What you should do:
Return the data exactly, with all pictures removed.

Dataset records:
>>>
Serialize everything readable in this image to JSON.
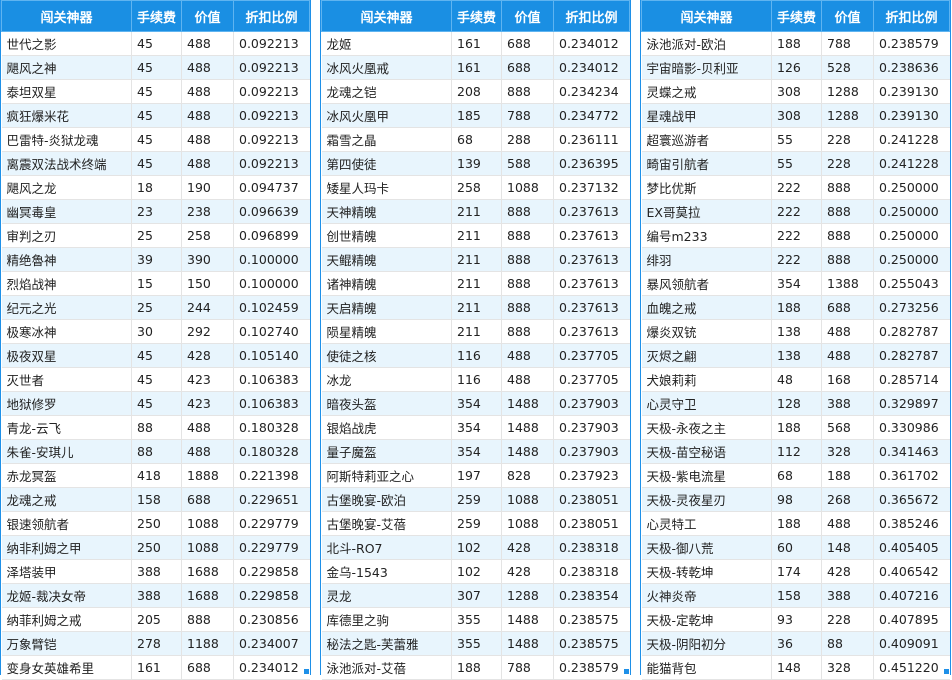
{
  "headers": {
    "name": "闯关神器",
    "fee": "手续费",
    "value": "价值",
    "ratio": "折扣比例"
  },
  "tables": [
    {
      "rows": [
        [
          "世代之影",
          "45",
          "488",
          "0.092213"
        ],
        [
          "飓风之神",
          "45",
          "488",
          "0.092213"
        ],
        [
          "泰坦双星",
          "45",
          "488",
          "0.092213"
        ],
        [
          "疯狂爆米花",
          "45",
          "488",
          "0.092213"
        ],
        [
          "巴雷特-炎狱龙魂",
          "45",
          "488",
          "0.092213"
        ],
        [
          "离震双法战术终端",
          "45",
          "488",
          "0.092213"
        ],
        [
          "飓风之龙",
          "18",
          "190",
          "0.094737"
        ],
        [
          "幽冥毒皇",
          "23",
          "238",
          "0.096639"
        ],
        [
          "审判之刃",
          "25",
          "258",
          "0.096899"
        ],
        [
          "精绝魯神",
          "39",
          "390",
          "0.100000"
        ],
        [
          "烈焰战神",
          "15",
          "150",
          "0.100000"
        ],
        [
          "纪元之光",
          "25",
          "244",
          "0.102459"
        ],
        [
          "极寒冰神",
          "30",
          "292",
          "0.102740"
        ],
        [
          "极夜双星",
          "45",
          "428",
          "0.105140"
        ],
        [
          "灭世者",
          "45",
          "423",
          "0.106383"
        ],
        [
          "地狱修罗",
          "45",
          "423",
          "0.106383"
        ],
        [
          "青龙-云飞",
          "88",
          "488",
          "0.180328"
        ],
        [
          "朱雀-安琪儿",
          "88",
          "488",
          "0.180328"
        ],
        [
          "赤龙冥盔",
          "418",
          "1888",
          "0.221398"
        ],
        [
          "龙魂之戒",
          "158",
          "688",
          "0.229651"
        ],
        [
          "银速领航者",
          "250",
          "1088",
          "0.229779"
        ],
        [
          "纳非利姆之甲",
          "250",
          "1088",
          "0.229779"
        ],
        [
          "泽塔装甲",
          "388",
          "1688",
          "0.229858"
        ],
        [
          "龙姬-裁决女帝",
          "388",
          "1688",
          "0.229858"
        ],
        [
          "纳菲利姆之戒",
          "205",
          "888",
          "0.230856"
        ],
        [
          "万象臂铠",
          "278",
          "1188",
          "0.234007"
        ],
        [
          "变身女英雄希里",
          "161",
          "688",
          "0.234012"
        ]
      ]
    },
    {
      "rows": [
        [
          "龙姬",
          "161",
          "688",
          "0.234012"
        ],
        [
          "冰风火凰戒",
          "161",
          "688",
          "0.234012"
        ],
        [
          "龙魂之铠",
          "208",
          "888",
          "0.234234"
        ],
        [
          "冰风火凰甲",
          "185",
          "788",
          "0.234772"
        ],
        [
          "霜雪之晶",
          "68",
          "288",
          "0.236111"
        ],
        [
          "第四使徒",
          "139",
          "588",
          "0.236395"
        ],
        [
          "矮星人玛卡",
          "258",
          "1088",
          "0.237132"
        ],
        [
          "天神精魄",
          "211",
          "888",
          "0.237613"
        ],
        [
          "创世精魄",
          "211",
          "888",
          "0.237613"
        ],
        [
          "天鲲精魄",
          "211",
          "888",
          "0.237613"
        ],
        [
          "诸神精魄",
          "211",
          "888",
          "0.237613"
        ],
        [
          "天启精魄",
          "211",
          "888",
          "0.237613"
        ],
        [
          "陨星精魄",
          "211",
          "888",
          "0.237613"
        ],
        [
          "使徒之核",
          "116",
          "488",
          "0.237705"
        ],
        [
          "冰龙",
          "116",
          "488",
          "0.237705"
        ],
        [
          "暗夜头盔",
          "354",
          "1488",
          "0.237903"
        ],
        [
          "银焰战虎",
          "354",
          "1488",
          "0.237903"
        ],
        [
          "量子魔盔",
          "354",
          "1488",
          "0.237903"
        ],
        [
          "阿斯特莉亚之心",
          "197",
          "828",
          "0.237923"
        ],
        [
          "古堡晚宴-欧泊",
          "259",
          "1088",
          "0.238051"
        ],
        [
          "古堡晚宴-艾蓓",
          "259",
          "1088",
          "0.238051"
        ],
        [
          "北斗-RO7",
          "102",
          "428",
          "0.238318"
        ],
        [
          "金乌-1543",
          "102",
          "428",
          "0.238318"
        ],
        [
          "灵龙",
          "307",
          "1288",
          "0.238354"
        ],
        [
          "库德里之驹",
          "355",
          "1488",
          "0.238575"
        ],
        [
          "秘法之匙-芙蕾雅",
          "355",
          "1488",
          "0.238575"
        ],
        [
          "泳池派对-艾蓓",
          "188",
          "788",
          "0.238579"
        ]
      ]
    },
    {
      "rows": [
        [
          "泳池派对-欧泊",
          "188",
          "788",
          "0.238579"
        ],
        [
          "宇宙暗影-贝利亚",
          "126",
          "528",
          "0.238636"
        ],
        [
          "灵蝶之戒",
          "308",
          "1288",
          "0.239130"
        ],
        [
          "星魂战甲",
          "308",
          "1288",
          "0.239130"
        ],
        [
          "超寰巡游者",
          "55",
          "228",
          "0.241228"
        ],
        [
          "畸宙引航者",
          "55",
          "228",
          "0.241228"
        ],
        [
          "梦比优斯",
          "222",
          "888",
          "0.250000"
        ],
        [
          "EX哥莫拉",
          "222",
          "888",
          "0.250000"
        ],
        [
          "编号m233",
          "222",
          "888",
          "0.250000"
        ],
        [
          "绯羽",
          "222",
          "888",
          "0.250000"
        ],
        [
          "暴风领航者",
          "354",
          "1388",
          "0.255043"
        ],
        [
          "血魄之戒",
          "188",
          "688",
          "0.273256"
        ],
        [
          "爆炎双铳",
          "138",
          "488",
          "0.282787"
        ],
        [
          "灭烬之翩",
          "138",
          "488",
          "0.282787"
        ],
        [
          "犬娘莉莉",
          "48",
          "168",
          "0.285714"
        ],
        [
          "心灵守卫",
          "128",
          "388",
          "0.329897"
        ],
        [
          "天极-永夜之主",
          "188",
          "568",
          "0.330986"
        ],
        [
          "天极-苗空秘语",
          "112",
          "328",
          "0.341463"
        ],
        [
          "天极-紫电流星",
          "68",
          "188",
          "0.361702"
        ],
        [
          "天极-灵夜星刃",
          "98",
          "268",
          "0.365672"
        ],
        [
          "心灵特工",
          "188",
          "488",
          "0.385246"
        ],
        [
          "天极-御八荒",
          "60",
          "148",
          "0.405405"
        ],
        [
          "天极-转乾坤",
          "174",
          "428",
          "0.406542"
        ],
        [
          "火神炎帝",
          "158",
          "388",
          "0.407216"
        ],
        [
          "天极-定乾坤",
          "93",
          "228",
          "0.407895"
        ],
        [
          "天极-阴阳初分",
          "36",
          "88",
          "0.409091"
        ],
        [
          "能猫背包",
          "148",
          "328",
          "0.451220"
        ]
      ]
    }
  ]
}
<<<
Answer in full:
Serialize everything readable in this image to JSON.
{
  "headers": {
    "name": "闯关神器",
    "fee": "手续费",
    "value": "价值",
    "ratio": "折扣比例"
  },
  "tables": [
    {
      "rows": [
        [
          "世代之影",
          "45",
          "488",
          "0.092213"
        ],
        [
          "飓风之神",
          "45",
          "488",
          "0.092213"
        ],
        [
          "泰坦双星",
          "45",
          "488",
          "0.092213"
        ],
        [
          "疯狂爆米花",
          "45",
          "488",
          "0.092213"
        ],
        [
          "巴雷特-炎狱龙魂",
          "45",
          "488",
          "0.092213"
        ],
        [
          "离震双法战术终端",
          "45",
          "488",
          "0.092213"
        ],
        [
          "飓风之龙",
          "18",
          "190",
          "0.094737"
        ],
        [
          "幽冥毒皇",
          "23",
          "238",
          "0.096639"
        ],
        [
          "审判之刃",
          "25",
          "258",
          "0.096899"
        ],
        [
          "精绝魯神",
          "39",
          "390",
          "0.100000"
        ],
        [
          "烈焰战神",
          "15",
          "150",
          "0.100000"
        ],
        [
          "纪元之光",
          "25",
          "244",
          "0.102459"
        ],
        [
          "极寒冰神",
          "30",
          "292",
          "0.102740"
        ],
        [
          "极夜双星",
          "45",
          "428",
          "0.105140"
        ],
        [
          "灭世者",
          "45",
          "423",
          "0.106383"
        ],
        [
          "地狱修罗",
          "45",
          "423",
          "0.106383"
        ],
        [
          "青龙-云飞",
          "88",
          "488",
          "0.180328"
        ],
        [
          "朱雀-安琪儿",
          "88",
          "488",
          "0.180328"
        ],
        [
          "赤龙冥盔",
          "418",
          "1888",
          "0.221398"
        ],
        [
          "龙魂之戒",
          "158",
          "688",
          "0.229651"
        ],
        [
          "银速领航者",
          "250",
          "1088",
          "0.229779"
        ],
        [
          "纳非利姆之甲",
          "250",
          "1088",
          "0.229779"
        ],
        [
          "泽塔装甲",
          "388",
          "1688",
          "0.229858"
        ],
        [
          "龙姬-裁决女帝",
          "388",
          "1688",
          "0.229858"
        ],
        [
          "纳菲利姆之戒",
          "205",
          "888",
          "0.230856"
        ],
        [
          "万象臂铠",
          "278",
          "1188",
          "0.234007"
        ],
        [
          "变身女英雄希里",
          "161",
          "688",
          "0.234012"
        ]
      ]
    },
    {
      "rows": [
        [
          "龙姬",
          "161",
          "688",
          "0.234012"
        ],
        [
          "冰风火凰戒",
          "161",
          "688",
          "0.234012"
        ],
        [
          "龙魂之铠",
          "208",
          "888",
          "0.234234"
        ],
        [
          "冰风火凰甲",
          "185",
          "788",
          "0.234772"
        ],
        [
          "霜雪之晶",
          "68",
          "288",
          "0.236111"
        ],
        [
          "第四使徒",
          "139",
          "588",
          "0.236395"
        ],
        [
          "矮星人玛卡",
          "258",
          "1088",
          "0.237132"
        ],
        [
          "天神精魄",
          "211",
          "888",
          "0.237613"
        ],
        [
          "创世精魄",
          "211",
          "888",
          "0.237613"
        ],
        [
          "天鲲精魄",
          "211",
          "888",
          "0.237613"
        ],
        [
          "诸神精魄",
          "211",
          "888",
          "0.237613"
        ],
        [
          "天启精魄",
          "211",
          "888",
          "0.237613"
        ],
        [
          "陨星精魄",
          "211",
          "888",
          "0.237613"
        ],
        [
          "使徒之核",
          "116",
          "488",
          "0.237705"
        ],
        [
          "冰龙",
          "116",
          "488",
          "0.237705"
        ],
        [
          "暗夜头盔",
          "354",
          "1488",
          "0.237903"
        ],
        [
          "银焰战虎",
          "354",
          "1488",
          "0.237903"
        ],
        [
          "量子魔盔",
          "354",
          "1488",
          "0.237903"
        ],
        [
          "阿斯特莉亚之心",
          "197",
          "828",
          "0.237923"
        ],
        [
          "古堡晚宴-欧泊",
          "259",
          "1088",
          "0.238051"
        ],
        [
          "古堡晚宴-艾蓓",
          "259",
          "1088",
          "0.238051"
        ],
        [
          "北斗-RO7",
          "102",
          "428",
          "0.238318"
        ],
        [
          "金乌-1543",
          "102",
          "428",
          "0.238318"
        ],
        [
          "灵龙",
          "307",
          "1288",
          "0.238354"
        ],
        [
          "库德里之驹",
          "355",
          "1488",
          "0.238575"
        ],
        [
          "秘法之匙-芙蕾雅",
          "355",
          "1488",
          "0.238575"
        ],
        [
          "泳池派对-艾蓓",
          "188",
          "788",
          "0.238579"
        ]
      ]
    },
    {
      "rows": [
        [
          "泳池派对-欧泊",
          "188",
          "788",
          "0.238579"
        ],
        [
          "宇宙暗影-贝利亚",
          "126",
          "528",
          "0.238636"
        ],
        [
          "灵蝶之戒",
          "308",
          "1288",
          "0.239130"
        ],
        [
          "星魂战甲",
          "308",
          "1288",
          "0.239130"
        ],
        [
          "超寰巡游者",
          "55",
          "228",
          "0.241228"
        ],
        [
          "畸宙引航者",
          "55",
          "228",
          "0.241228"
        ],
        [
          "梦比优斯",
          "222",
          "888",
          "0.250000"
        ],
        [
          "EX哥莫拉",
          "222",
          "888",
          "0.250000"
        ],
        [
          "编号m233",
          "222",
          "888",
          "0.250000"
        ],
        [
          "绯羽",
          "222",
          "888",
          "0.250000"
        ],
        [
          "暴风领航者",
          "354",
          "1388",
          "0.255043"
        ],
        [
          "血魄之戒",
          "188",
          "688",
          "0.273256"
        ],
        [
          "爆炎双铳",
          "138",
          "488",
          "0.282787"
        ],
        [
          "灭烬之翩",
          "138",
          "488",
          "0.282787"
        ],
        [
          "犬娘莉莉",
          "48",
          "168",
          "0.285714"
        ],
        [
          "心灵守卫",
          "128",
          "388",
          "0.329897"
        ],
        [
          "天极-永夜之主",
          "188",
          "568",
          "0.330986"
        ],
        [
          "天极-苗空秘语",
          "112",
          "328",
          "0.341463"
        ],
        [
          "天极-紫电流星",
          "68",
          "188",
          "0.361702"
        ],
        [
          "天极-灵夜星刃",
          "98",
          "268",
          "0.365672"
        ],
        [
          "心灵特工",
          "188",
          "488",
          "0.385246"
        ],
        [
          "天极-御八荒",
          "60",
          "148",
          "0.405405"
        ],
        [
          "天极-转乾坤",
          "174",
          "428",
          "0.406542"
        ],
        [
          "火神炎帝",
          "158",
          "388",
          "0.407216"
        ],
        [
          "天极-定乾坤",
          "93",
          "228",
          "0.407895"
        ],
        [
          "天极-阴阳初分",
          "36",
          "88",
          "0.409091"
        ],
        [
          "能猫背包",
          "148",
          "328",
          "0.451220"
        ]
      ]
    }
  ]
}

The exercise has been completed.